- [Direction 1]:
In the entries, rewrite the stretch from the line containing "x-tick-label: 10% (377, 551, 413, 570)" through the line containing "data-point (587, 186, 592, 192)", substituting "callouts" for "annotations" and leaving everything else unchanged.

- [Quoted passage]:
□ □ □
This short article shows you how to obtain a thread dump on Windows and Unix and gives a couple of examples of problems I've analyzed.

Thread Dumps on Windows

You can get a thread dump directly from the console window. Simple type <CTL><BREAK> then cut and paste the thread dump.

Thread Dumps on Unix

To obtain a thread dump log in as root and get the Process Id (PID) of the JVM you want to obtain a dump for. This example uses an instance of the Apache Tomcat 5.5 servlet engine.

# ps aux | grep java
…
tomcat   22016  0.4 18.9 1307680 767592 ?    Sl   Feb01  18:34 /usr/local/jdk/bin/java -Xms128m -Xmx512m -server -Djava.util.logging.manager=org.apache.juli.ClassLoaderLogManager -Djava.util.logging.config.file=/home/sezame/sezame/clients/bto/config/tomcat/conf/logging.properties -Dcom.sun.management.jmxremote -Dcom.sun.management.jmxremote.port=8889 -Dcom.sun.management.jmxremote.authenticate=false -Dcom.sun.management.jmxremote.ssl=false -Dsezame.home=/home/sezame/sezame -Dwebserver.home=/usr/local/apache2 -Dsezame.docroot=/var/apache/htdocs -Dsezame.webapps=/home/sezame/webapps -Dsezame.onlysite=gap -Djava.endorsed.dirs=/usr/local/tomcat/common/endorsed -classpath :/usr/local/tomcat/bin/bootstrap.jar:/usr/local/tomcat/bin/commons-logging-api.jar -Dcatalina.base=/home/sezame/sezame/clients/bto/config/tomcat -Dcatalina.home=/usr/local/tomcat -Djava.io.tmpdir=/home/sezame/sezame/clients/bto/config/tomcat/temp org.apache.catalina.startup.Bootstrap start

Here we see that the tomcat PID is 22016 and base directory is: /home/sezame/sezame/clients/bto/config/tomcat. Change to the logs sub-directory under the base directory and run

# kill -SIGQUIT 22016

The thread dump should be output to Catalina.out and will have the following format:

# tail -3000 catalina.out | more
…
Full thread dump Java HotSpot(TM) 64-Bit Server VM (1.5.0_09-b03 mixed mode):
 
"TP-Processor24" daemon prio=1 tid=0x0000002acc7c5580 nid=0x198 runnable [0x0000000054494000..0x0000000054494d30]
        at java.net.SocketInputStream.socketRead0(Native Method)
□ □ □
- [Entries shown]:
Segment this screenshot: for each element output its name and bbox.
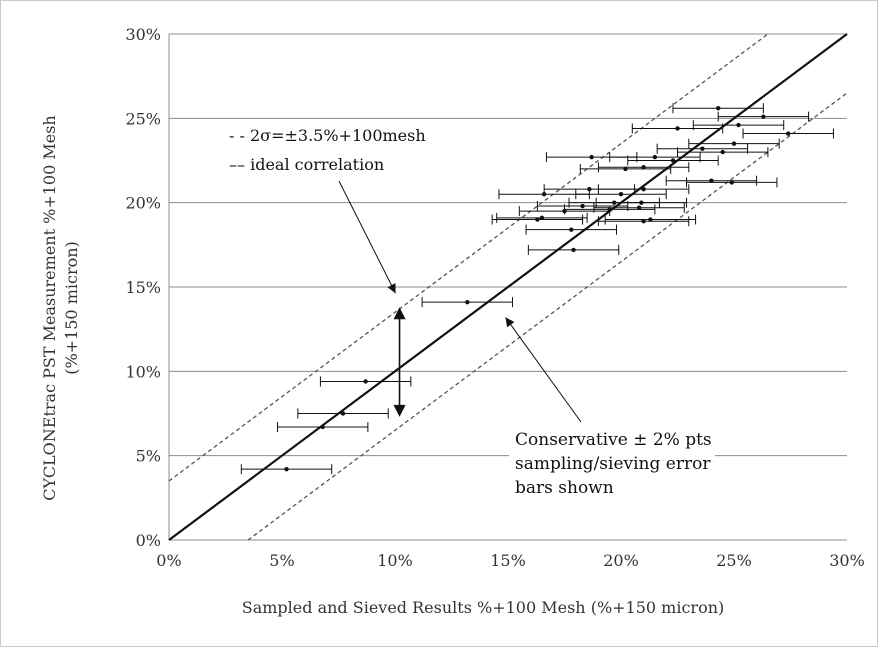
x-tick-label: 10% (377, 551, 413, 570)
data-point (636, 205, 642, 210)
y-axis-title-line-1: CYCLONEtrac PST Measurement %+100 Mesh (40, 115, 59, 500)
x-tick-label: 25% (716, 551, 752, 570)
annotations (338, 180, 582, 423)
data-point (320, 424, 325, 430)
y-tick-label: 20% (125, 194, 161, 213)
data-point (731, 141, 737, 146)
data-point (587, 186, 592, 192)
x-tick-label: 0% (156, 551, 181, 570)
data-point (569, 227, 574, 232)
data-point (670, 158, 676, 163)
note-leader-line (505, 317, 582, 423)
ideal-correlation-line (168, 33, 848, 541)
grid (169, 33, 847, 457)
legend-box (217, 119, 417, 181)
x-tick-label: 15% (490, 551, 526, 570)
y-axis-title-line-2: (%+150 micron) (62, 241, 81, 375)
y-tick-label: 5% (136, 447, 161, 466)
note-box (509, 425, 715, 497)
data-point (535, 217, 540, 222)
y-tick-label: 10% (125, 362, 161, 381)
legend-entry-ideal: –– ideal correlation (229, 155, 384, 174)
y-tick-label: 30% (125, 25, 161, 44)
double-arrow-head-bottom (393, 404, 406, 417)
x-tick-label: 20% (603, 551, 639, 570)
data-point (618, 192, 624, 197)
data-point (580, 203, 585, 209)
note-line-3: bars shown (515, 478, 614, 498)
data-point (720, 149, 725, 155)
data-point (652, 154, 658, 160)
data-point (729, 180, 734, 185)
legend-entry-dashed: - - 2σ=±3.5%+100mesh (229, 126, 426, 145)
y-tick-label: 0% (136, 531, 161, 550)
data-point (715, 106, 721, 111)
data-point (607, 207, 612, 212)
data-point (761, 114, 766, 119)
data-point (284, 466, 289, 472)
double-arrow-head-top (393, 307, 406, 320)
data-point (589, 154, 594, 160)
sigma-bound-line (247, 92, 848, 541)
data-point (571, 247, 576, 253)
y-tick-label: 15% (125, 278, 161, 297)
data-point (641, 186, 646, 192)
data-point (700, 146, 705, 151)
data-point (623, 166, 628, 172)
y-tick-label: 25% (125, 109, 161, 128)
data-point (539, 215, 545, 221)
x-axis-title: Sampled and Sieved Results %+100 Mesh (%… (242, 598, 725, 617)
data-point (541, 192, 547, 197)
data-point (641, 165, 646, 170)
note-leader-arrowhead (505, 317, 515, 328)
data-point (709, 178, 714, 183)
axes: 0% 5% 10% 15% 20% 25% 30% 0% 5% 10% 15% 20% 25% 30% (125, 25, 864, 570)
note-line-1: Conservative ± 2% pts (515, 430, 712, 450)
data-point (786, 131, 791, 136)
correlation-lines (168, 33, 848, 541)
data-point (639, 200, 644, 205)
legend-leader-arrowhead (387, 283, 396, 294)
data-point (648, 217, 653, 222)
sigma-bound-line (168, 33, 769, 482)
data-point (562, 208, 567, 214)
x-tick-label: 30% (829, 551, 865, 570)
data-point (363, 379, 368, 384)
data-point (675, 126, 680, 131)
x-tick-label: 5% (269, 551, 294, 570)
data-point (465, 299, 470, 305)
legend-leader-line (338, 180, 396, 294)
data-point (340, 411, 346, 416)
data-point (736, 122, 741, 128)
note-line-2: sampling/sieving error (515, 454, 711, 474)
data-point (612, 200, 617, 205)
data-point (641, 219, 646, 224)
data-points (284, 106, 791, 472)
□ □ □
- [Direction 2]:
Duplicate the passage of the thread dump article that runs from "This short article" through "the thread dump.", word for word.

- [Written answer 1]:
x-tick-label: 10% (377, 551, 413, 570)
data-point (636, 205, 642, 210)
y-axis-title-line-1: CYCLONEtrac PST Measurement %+100 Mesh (40, 115, 59, 500)
x-tick-label: 25% (716, 551, 752, 570)
callouts (338, 180, 582, 423)
data-point (320, 424, 325, 430)
y-tick-label: 20% (125, 194, 161, 213)
data-point (731, 141, 737, 146)
data-point (587, 186, 592, 192)

- [Written answer 2]:
This short article shows you how to obtain a thread dump on Windows and Unix and gives a couple of examples of problems I've analyzed.

Thread Dumps on Windows

You can get a thread dump directly from the console window. Simple type <CTL><BREAK> then cut and paste the thread dump.